**Exercise**.
Turn each line of the data below into one string in a JSON list, in order, and leave out any blank lines.
━━━━━ Raw records
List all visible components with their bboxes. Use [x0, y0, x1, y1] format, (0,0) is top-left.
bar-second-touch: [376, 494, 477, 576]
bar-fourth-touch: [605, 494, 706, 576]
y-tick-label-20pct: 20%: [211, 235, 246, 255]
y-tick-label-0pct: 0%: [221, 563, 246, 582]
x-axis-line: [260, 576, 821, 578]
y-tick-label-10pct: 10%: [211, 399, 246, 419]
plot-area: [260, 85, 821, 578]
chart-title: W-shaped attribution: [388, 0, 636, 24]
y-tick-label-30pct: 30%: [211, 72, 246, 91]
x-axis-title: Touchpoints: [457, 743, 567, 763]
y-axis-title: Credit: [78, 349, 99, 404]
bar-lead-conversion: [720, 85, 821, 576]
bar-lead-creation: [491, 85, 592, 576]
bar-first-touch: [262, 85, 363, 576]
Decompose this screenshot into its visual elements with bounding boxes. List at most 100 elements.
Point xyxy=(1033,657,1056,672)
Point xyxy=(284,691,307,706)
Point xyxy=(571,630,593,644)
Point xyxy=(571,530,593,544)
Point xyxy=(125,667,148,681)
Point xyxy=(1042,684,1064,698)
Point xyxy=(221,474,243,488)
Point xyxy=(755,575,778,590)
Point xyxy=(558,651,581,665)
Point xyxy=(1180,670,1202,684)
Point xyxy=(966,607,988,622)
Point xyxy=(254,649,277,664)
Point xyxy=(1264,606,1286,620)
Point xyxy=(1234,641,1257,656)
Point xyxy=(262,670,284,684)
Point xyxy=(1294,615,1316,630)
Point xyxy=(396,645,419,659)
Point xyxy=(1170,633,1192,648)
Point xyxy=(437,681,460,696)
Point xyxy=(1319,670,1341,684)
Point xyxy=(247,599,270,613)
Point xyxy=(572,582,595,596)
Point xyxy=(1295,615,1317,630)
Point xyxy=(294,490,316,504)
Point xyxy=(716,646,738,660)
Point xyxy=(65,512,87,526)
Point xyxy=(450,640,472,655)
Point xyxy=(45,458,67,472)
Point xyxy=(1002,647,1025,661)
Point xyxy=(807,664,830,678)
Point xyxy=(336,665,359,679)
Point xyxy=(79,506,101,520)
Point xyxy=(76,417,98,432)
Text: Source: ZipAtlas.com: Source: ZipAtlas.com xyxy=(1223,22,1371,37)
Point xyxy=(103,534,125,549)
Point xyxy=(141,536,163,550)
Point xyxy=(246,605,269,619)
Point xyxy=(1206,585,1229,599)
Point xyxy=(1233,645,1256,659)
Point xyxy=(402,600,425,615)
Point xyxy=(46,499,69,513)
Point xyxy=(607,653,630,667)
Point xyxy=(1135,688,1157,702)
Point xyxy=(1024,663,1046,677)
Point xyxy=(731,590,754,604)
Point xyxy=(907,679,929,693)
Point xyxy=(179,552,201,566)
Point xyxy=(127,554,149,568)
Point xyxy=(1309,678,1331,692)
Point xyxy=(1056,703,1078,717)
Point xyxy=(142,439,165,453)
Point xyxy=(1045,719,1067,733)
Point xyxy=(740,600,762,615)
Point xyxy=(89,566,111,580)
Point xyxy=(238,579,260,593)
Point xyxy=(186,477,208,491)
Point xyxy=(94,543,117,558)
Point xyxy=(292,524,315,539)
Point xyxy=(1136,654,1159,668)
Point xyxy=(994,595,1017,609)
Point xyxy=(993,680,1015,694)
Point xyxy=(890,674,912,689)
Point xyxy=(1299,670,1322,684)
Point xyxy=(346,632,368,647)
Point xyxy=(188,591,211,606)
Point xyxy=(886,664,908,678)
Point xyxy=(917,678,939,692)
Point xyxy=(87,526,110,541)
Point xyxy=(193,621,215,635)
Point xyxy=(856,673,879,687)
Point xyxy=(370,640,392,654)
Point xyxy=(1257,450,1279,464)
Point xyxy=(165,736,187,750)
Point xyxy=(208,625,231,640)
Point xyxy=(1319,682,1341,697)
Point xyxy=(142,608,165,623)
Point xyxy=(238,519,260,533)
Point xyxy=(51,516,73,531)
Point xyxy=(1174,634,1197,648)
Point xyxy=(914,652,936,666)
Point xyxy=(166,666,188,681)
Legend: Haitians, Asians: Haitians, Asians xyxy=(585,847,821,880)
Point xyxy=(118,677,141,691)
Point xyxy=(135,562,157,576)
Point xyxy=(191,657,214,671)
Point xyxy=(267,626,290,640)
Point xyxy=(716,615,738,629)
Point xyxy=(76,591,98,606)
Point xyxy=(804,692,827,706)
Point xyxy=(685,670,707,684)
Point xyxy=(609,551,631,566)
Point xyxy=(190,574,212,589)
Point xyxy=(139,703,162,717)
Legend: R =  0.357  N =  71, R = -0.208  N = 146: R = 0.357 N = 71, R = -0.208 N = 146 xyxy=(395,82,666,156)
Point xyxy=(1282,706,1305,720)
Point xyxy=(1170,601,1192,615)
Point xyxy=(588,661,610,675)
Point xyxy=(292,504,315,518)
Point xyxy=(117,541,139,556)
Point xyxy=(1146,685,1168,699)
━━━━━━━━━━
**Output for this task**.
[
  "List all visible components with their bboxes. Use [x0, y0, x1, y1] format, (0,0) is top-left.",
  "bar-second-touch: [376, 494, 477, 576]",
  "bar-fourth-touch: [605, 494, 706, 576]",
  "y-tick-label-20pct: 20%: [211, 235, 246, 255]",
  "y-tick-label-0pct: 0%: [221, 563, 246, 582]",
  "x-axis-line: [260, 576, 821, 578]",
  "y-tick-label-10pct: 10%: [211, 399, 246, 419]",
  "plot-area: [260, 85, 821, 578]",
  "chart-title: W-shaped attribution: [388, 0, 636, 24]",
  "y-tick-label-30pct: 30%: [211, 72, 246, 91]",
  "x-axis-title: Touchpoints: [457, 743, 567, 763]",
  "y-axis-title: Credit: [78, 349, 99, 404]",
  "bar-lead-conversion: [720, 85, 821, 576]",
  "bar-lead-creation: [491, 85, 592, 576]",
  "bar-first-touch: [262, 85, 363, 576]",
  "Decompose this screenshot into its visual elements with bounding boxes. List at most 100 elements.",
  "Point xyxy=(1033,657,1056,672)",
  "Point xyxy=(284,691,307,706)",
  "Point xyxy=(571,630,593,644)",
  "Point xyxy=(571,530,593,544)",
  "Point xyxy=(125,667,148,681)",
  "Point xyxy=(1042,684,1064,698)",
  "Point xyxy=(221,474,243,488)",
  "Point xyxy=(755,575,778,590)",
  "Point xyxy=(558,651,581,665)",
  "Point xyxy=(1180,670,1202,684)",
  "Point xyxy=(966,607,988,622)",
  "Point xyxy=(254,649,277,664)",
  "Point xyxy=(1264,606,1286,620)",
  "Point xyxy=(1234,641,1257,656)",
  "Point xyxy=(262,670,284,684)",
  "Point xyxy=(1294,615,1316,630)",
  "Point xyxy=(396,645,419,659)",
  "Point xyxy=(1170,633,1192,648)",
  "Point xyxy=(437,681,460,696)",
  "Point xyxy=(1319,670,1341,684)",
  "Point xyxy=(247,599,270,613)",
  "Point xyxy=(572,582,595,596)",
  "Point xyxy=(1295,615,1317,630)",
  "Point xyxy=(294,490,316,504)",
  "Point xyxy=(716,646,738,660)",
  "Point xyxy=(65,512,87,526)",
  "Point xyxy=(450,640,472,655)",
  "Point xyxy=(45,458,67,472)",
  "Point xyxy=(1002,647,1025,661)",
  "Point xyxy=(807,664,830,678)",
  "Point xyxy=(336,665,359,679)",
  "Point xyxy=(79,506,101,520)",
  "Point xyxy=(76,417,98,432)",
  "Text: Source: ZipAtlas.com: Source: ZipAtlas.com xyxy=(1223,22,1371,37)",
  "Point xyxy=(103,534,125,549)",
  "Point xyxy=(141,536,163,550)",
  "Point xyxy=(246,605,269,619)",
  "Point xyxy=(1206,585,1229,599)",
  "Point xyxy=(1233,645,1256,659)",
  "Point xyxy=(402,600,425,615)",
  "Point xyxy=(46,499,69,513)",
  "Point xyxy=(607,653,630,667)",
  "Point xyxy=(1135,688,1157,702)",
  "Point xyxy=(1024,663,1046,677)",
  "Point xyxy=(731,590,754,604)",
  "Point xyxy=(907,679,929,693)",
  "Point xyxy=(179,552,201,566)",
  "Point xyxy=(127,554,149,568)",
  "Point xyxy=(1309,678,1331,692)",
  "Point xyxy=(1056,703,1078,717)",
  "Point xyxy=(142,439,165,453)",
  "Point xyxy=(1045,719,1067,733)",
  "Point xyxy=(740,600,762,615)",
  "Point xyxy=(89,566,111,580)",
  "Point xyxy=(238,579,260,593)",
  "Point xyxy=(186,477,208,491)",
  "Point xyxy=(94,543,117,558)",
  "Point xyxy=(292,524,315,539)",
  "Point xyxy=(1136,654,1159,668)",
  "Point xyxy=(994,595,1017,609)",
  "Point xyxy=(993,680,1015,694)",
  "Point xyxy=(890,674,912,689)",
  "Point xyxy=(1299,670,1322,684)",
  "Point xyxy=(346,632,368,647)",
  "Point xyxy=(188,591,211,606)",
  "Point xyxy=(886,664,908,678)",
  "Point xyxy=(917,678,939,692)",
  "Point xyxy=(87,526,110,541)",
  "Point xyxy=(193,621,215,635)",
  "Point xyxy=(856,673,879,687)",
  "Point xyxy=(370,640,392,654)",
  "Point xyxy=(1257,450,1279,464)",
  "Point xyxy=(165,736,187,750)",
  "Point xyxy=(208,625,231,640)",
  "Point xyxy=(1319,682,1341,697)",
  "Point xyxy=(142,608,165,623)",
  "Point xyxy=(238,519,260,533)",
  "Point xyxy=(51,516,73,531)",
  "Point xyxy=(1174,634,1197,648)",
  "Point xyxy=(914,652,936,666)",
  "Point xyxy=(166,666,188,681)",
  "Legend: Haitians, Asians: Haitians, Asians xyxy=(585,847,821,880)",
  "Point xyxy=(118,677,141,691)",
  "Point xyxy=(135,562,157,576)",
  "Point xyxy=(191,657,214,671)",
  "Point xyxy=(267,626,290,640)",
  "Point xyxy=(716,615,738,629)",
  "Point xyxy=(76,591,98,606)",
  "Point xyxy=(804,692,827,706)",
  "Point xyxy=(685,670,707,684)",
  "Point xyxy=(609,551,631,566)",
  "Point xyxy=(190,574,212,589)",
  "Point xyxy=(139,703,162,717)",
  "Legend: R =  0.357  N =  71, R = -0.208  N = 146: R = 0.357 N = 71, R = -0.208 N = 146 xyxy=(395,82,666,156)",
  "Point xyxy=(1282,706,1305,720)",
  "Point xyxy=(1170,601,1192,615)",
  "Point xyxy=(588,661,610,675)",
  "Point xyxy=(292,504,315,518)",
  "Point xyxy=(117,541,139,556)",
  "Point xyxy=(1146,685,1168,699)"
]